Exercise directions: Can you quote the records below in full, word for word?

** START Given information **

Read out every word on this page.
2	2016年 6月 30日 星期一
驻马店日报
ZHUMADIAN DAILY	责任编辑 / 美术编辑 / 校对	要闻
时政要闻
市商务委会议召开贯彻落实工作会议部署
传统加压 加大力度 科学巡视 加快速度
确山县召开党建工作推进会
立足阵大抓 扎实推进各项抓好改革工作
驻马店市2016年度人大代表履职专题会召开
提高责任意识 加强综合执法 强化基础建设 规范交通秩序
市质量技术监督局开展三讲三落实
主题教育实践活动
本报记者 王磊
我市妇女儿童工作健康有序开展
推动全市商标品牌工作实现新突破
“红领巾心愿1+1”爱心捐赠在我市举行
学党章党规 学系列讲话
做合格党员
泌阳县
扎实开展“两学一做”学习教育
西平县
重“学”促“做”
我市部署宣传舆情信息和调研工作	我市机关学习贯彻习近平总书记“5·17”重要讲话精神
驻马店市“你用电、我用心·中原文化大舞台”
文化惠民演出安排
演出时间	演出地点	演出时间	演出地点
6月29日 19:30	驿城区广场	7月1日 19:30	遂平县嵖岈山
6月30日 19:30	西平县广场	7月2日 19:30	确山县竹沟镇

** END Given information **

Response below:
Read out every word on this page.
2	2016年 6月 30日 星期一
驻马店日报
ZHUMADIAN DAILY	责任编辑 / 美术编辑 / 校对	要闻
时政要闻
市商务委会议召开贯彻落实工作会议部署
传统加压 加大力度 科学巡视 加快速度
确山县召开党建工作推进会
立足阵大抓 扎实推进各项抓好改革工作
驻马店市2016年度人大代表履职专题会召开
提高责任意识 加强综合执法 强化基础建设 规范交通秩序
市质量技术监督局开展三讲三落实
主题教育实践活动
本报记者 王磊
我市妇女儿童工作健康有序开展
推动全市商标品牌工作实现新突破
“红领巾心愿1+1”爱心捐赠在我市举行
学党章党规 学系列讲话
做合格党员
泌阳县
扎实开展“两学一做”学习教育
西平县
重“学”促“做”
我市部署宣传舆情信息和调研工作	我市机关学习贯彻习近平总书记“5·17”重要讲话精神
驻马店市“你用电、我用心·中原文化大舞台”
文化惠民演出安排
演出时间	演出地点	演出时间	演出地点
6月29日 19:30	驿城区广场	7月1日 19:30	遂平县嵖岈山
6月30日 19:30	西平县广场	7月2日 19:30	确山县竹沟镇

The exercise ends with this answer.